_DIRECTIVE_
Where a line of the listing below includes the word "制定钢铁", reproduce that line.

_Stored data entries_
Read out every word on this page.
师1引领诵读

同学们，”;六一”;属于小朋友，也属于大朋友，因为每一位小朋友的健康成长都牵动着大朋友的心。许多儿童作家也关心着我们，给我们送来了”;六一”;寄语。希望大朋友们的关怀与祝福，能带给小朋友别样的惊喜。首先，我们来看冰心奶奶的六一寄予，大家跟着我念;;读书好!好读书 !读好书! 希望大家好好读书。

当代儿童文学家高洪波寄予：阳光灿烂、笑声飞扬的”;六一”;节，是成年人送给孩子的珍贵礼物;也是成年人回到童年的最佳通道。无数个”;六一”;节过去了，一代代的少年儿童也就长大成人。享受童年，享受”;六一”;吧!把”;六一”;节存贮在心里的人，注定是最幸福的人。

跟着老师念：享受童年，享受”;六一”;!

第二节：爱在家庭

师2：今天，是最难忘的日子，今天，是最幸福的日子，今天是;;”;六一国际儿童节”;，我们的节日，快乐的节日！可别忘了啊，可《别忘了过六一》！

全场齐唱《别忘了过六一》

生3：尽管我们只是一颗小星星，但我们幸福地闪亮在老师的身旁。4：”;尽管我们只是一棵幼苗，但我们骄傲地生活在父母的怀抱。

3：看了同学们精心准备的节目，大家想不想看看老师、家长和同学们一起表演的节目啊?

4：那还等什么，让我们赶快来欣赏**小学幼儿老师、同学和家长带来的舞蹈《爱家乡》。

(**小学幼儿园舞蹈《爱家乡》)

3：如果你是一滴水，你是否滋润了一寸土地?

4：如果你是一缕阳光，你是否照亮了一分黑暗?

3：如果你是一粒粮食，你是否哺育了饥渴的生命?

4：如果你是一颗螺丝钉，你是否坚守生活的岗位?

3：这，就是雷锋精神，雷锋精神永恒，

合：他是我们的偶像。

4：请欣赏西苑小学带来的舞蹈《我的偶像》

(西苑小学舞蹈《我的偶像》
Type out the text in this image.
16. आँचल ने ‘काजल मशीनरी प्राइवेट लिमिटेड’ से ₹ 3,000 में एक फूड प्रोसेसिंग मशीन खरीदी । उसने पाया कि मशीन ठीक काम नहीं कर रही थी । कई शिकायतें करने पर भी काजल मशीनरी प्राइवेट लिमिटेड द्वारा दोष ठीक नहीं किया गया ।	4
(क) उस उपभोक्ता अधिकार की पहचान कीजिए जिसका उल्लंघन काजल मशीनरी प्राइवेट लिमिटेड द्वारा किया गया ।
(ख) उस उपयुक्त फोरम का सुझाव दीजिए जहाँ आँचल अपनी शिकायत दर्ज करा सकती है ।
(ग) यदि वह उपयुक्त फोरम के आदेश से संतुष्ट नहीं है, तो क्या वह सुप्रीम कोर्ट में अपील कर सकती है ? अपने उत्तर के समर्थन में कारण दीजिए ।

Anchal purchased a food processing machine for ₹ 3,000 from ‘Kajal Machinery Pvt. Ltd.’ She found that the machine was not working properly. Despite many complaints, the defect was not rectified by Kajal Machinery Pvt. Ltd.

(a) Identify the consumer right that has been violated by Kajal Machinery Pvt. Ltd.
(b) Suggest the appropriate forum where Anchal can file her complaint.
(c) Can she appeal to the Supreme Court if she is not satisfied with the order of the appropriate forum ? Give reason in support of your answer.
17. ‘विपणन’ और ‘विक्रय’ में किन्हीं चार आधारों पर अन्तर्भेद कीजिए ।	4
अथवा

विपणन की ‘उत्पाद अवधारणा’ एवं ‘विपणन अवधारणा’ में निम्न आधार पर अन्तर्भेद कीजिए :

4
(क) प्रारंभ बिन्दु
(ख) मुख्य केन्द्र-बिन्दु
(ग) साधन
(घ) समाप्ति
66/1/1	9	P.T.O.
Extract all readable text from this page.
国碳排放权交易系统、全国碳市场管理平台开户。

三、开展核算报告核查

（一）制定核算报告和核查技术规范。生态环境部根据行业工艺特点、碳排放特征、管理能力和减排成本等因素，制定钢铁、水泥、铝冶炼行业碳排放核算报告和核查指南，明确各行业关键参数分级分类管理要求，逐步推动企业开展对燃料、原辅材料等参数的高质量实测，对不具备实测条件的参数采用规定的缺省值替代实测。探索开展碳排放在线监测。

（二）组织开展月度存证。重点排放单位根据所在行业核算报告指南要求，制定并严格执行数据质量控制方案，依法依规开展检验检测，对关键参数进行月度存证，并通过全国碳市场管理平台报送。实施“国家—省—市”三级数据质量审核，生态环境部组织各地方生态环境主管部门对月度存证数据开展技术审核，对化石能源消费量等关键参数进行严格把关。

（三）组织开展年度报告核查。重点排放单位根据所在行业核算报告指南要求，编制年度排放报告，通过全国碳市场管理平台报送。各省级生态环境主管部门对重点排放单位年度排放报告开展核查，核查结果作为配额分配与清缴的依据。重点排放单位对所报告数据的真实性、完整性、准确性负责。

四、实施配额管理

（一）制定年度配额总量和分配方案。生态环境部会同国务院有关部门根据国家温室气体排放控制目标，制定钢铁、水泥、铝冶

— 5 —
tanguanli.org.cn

_OUTPUT FOR THIS TASK_
（一）制定核算报告和核查技术规范。生态环境部根据行业工艺特点、碳排放特征、管理能力和减排成本等因素，制定钢铁、水泥、铝冶炼行业碳排放核算报告和核查指南，明确各行业关键参数分级分类管理要求，逐步推动企业开展对燃料、原辅材料等参数的高质量实测，对不具备实测条件的参数采用规定的缺省值替代实测。探索开展碳排放在线监测。
（一）制定年度配额总量和分配方案。生态环境部会同国务院有关部门根据国家温室气体排放控制目标，制定钢铁、水泥、铝冶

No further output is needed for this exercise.